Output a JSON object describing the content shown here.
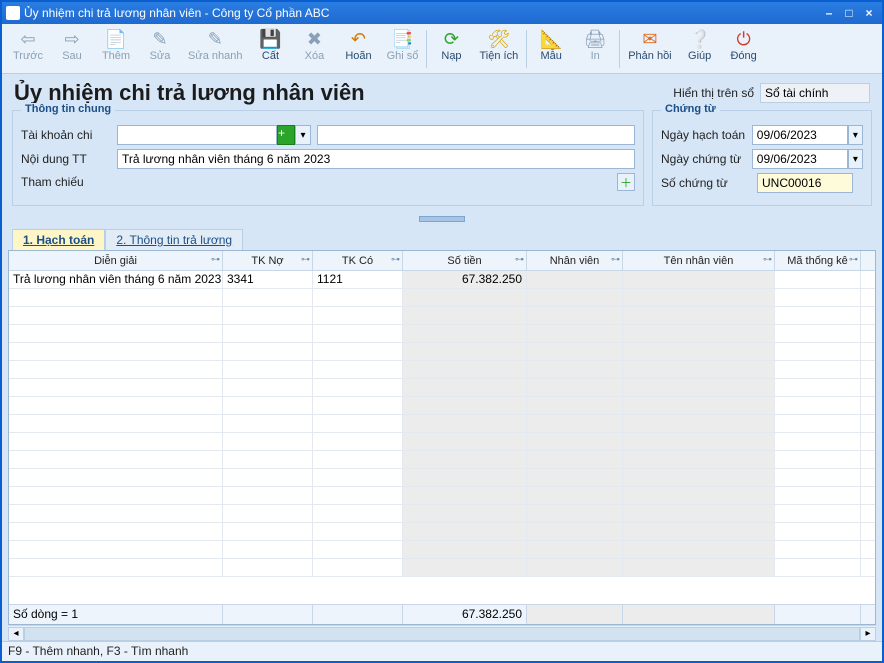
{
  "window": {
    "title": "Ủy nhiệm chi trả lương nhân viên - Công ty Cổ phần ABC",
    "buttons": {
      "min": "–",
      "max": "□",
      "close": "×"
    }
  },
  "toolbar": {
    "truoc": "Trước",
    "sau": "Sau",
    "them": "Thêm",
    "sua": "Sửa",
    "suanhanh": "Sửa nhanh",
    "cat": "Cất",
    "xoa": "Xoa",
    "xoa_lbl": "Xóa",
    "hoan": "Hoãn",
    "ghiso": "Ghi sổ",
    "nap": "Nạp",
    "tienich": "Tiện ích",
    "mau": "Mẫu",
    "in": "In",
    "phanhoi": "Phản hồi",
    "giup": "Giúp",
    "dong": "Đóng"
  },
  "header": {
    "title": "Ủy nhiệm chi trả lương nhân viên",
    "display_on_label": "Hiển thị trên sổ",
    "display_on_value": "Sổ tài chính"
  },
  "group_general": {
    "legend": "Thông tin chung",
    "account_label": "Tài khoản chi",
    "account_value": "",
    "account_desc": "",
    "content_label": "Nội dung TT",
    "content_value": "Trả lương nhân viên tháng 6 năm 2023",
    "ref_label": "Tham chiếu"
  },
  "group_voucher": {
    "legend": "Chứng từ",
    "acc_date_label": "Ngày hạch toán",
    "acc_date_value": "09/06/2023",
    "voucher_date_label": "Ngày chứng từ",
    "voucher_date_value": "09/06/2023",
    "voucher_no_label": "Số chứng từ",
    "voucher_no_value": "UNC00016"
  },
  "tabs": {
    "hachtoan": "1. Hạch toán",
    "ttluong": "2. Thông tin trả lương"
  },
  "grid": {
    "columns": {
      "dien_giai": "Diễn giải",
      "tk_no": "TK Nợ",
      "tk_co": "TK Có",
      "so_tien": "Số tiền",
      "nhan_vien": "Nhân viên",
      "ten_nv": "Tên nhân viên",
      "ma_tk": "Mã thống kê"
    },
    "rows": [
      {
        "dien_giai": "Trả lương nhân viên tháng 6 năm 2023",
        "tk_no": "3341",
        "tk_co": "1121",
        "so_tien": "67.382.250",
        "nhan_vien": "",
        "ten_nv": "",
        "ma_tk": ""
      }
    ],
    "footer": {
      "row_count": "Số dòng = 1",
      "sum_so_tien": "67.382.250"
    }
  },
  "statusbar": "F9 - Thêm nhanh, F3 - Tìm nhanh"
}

§ **TASK DETAILS**: Scan the records above for the string "Ngày", then select every line that holds it.

§ **CORRECT ANSWER**:
    "acc_date_label": "Ngày hạch toán",
    "voucher_date_label": "Ngày chứng từ",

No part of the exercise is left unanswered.